What you need to do → Look below. Copy each line that has "icon" in it.

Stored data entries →
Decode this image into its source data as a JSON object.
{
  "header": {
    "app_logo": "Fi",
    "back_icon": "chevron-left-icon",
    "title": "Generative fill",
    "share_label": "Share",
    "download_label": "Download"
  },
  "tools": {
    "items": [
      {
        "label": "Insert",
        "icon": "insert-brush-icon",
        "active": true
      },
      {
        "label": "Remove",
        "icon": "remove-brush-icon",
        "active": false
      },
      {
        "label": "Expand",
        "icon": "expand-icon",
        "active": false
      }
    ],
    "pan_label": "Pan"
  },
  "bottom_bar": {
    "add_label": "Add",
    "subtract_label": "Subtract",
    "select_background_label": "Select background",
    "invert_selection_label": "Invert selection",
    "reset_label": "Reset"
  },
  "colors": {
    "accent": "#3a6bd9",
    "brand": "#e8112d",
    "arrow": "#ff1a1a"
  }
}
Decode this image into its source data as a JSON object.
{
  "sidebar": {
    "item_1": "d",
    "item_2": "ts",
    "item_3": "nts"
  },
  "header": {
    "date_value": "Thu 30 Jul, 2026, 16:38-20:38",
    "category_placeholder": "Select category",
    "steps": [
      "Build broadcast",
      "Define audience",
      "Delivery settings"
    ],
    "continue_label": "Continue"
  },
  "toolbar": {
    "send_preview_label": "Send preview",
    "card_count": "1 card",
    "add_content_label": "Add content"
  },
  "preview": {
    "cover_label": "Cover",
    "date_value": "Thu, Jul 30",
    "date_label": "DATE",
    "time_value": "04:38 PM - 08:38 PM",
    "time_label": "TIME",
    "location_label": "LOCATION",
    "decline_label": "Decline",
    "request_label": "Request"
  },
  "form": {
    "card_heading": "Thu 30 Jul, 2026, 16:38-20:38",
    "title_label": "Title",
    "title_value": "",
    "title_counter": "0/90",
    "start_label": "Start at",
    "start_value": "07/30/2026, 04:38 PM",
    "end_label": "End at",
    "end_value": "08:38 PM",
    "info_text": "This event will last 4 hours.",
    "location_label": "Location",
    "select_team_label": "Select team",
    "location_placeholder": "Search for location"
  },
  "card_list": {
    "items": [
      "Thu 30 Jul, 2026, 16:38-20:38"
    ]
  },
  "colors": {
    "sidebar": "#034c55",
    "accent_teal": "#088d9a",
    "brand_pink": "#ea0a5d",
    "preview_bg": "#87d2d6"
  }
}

The reply →
    "back_icon": "chevron-left-icon",
        "icon": "insert-brush-icon",
        "icon": "remove-brush-icon",
        "icon": "expand-icon",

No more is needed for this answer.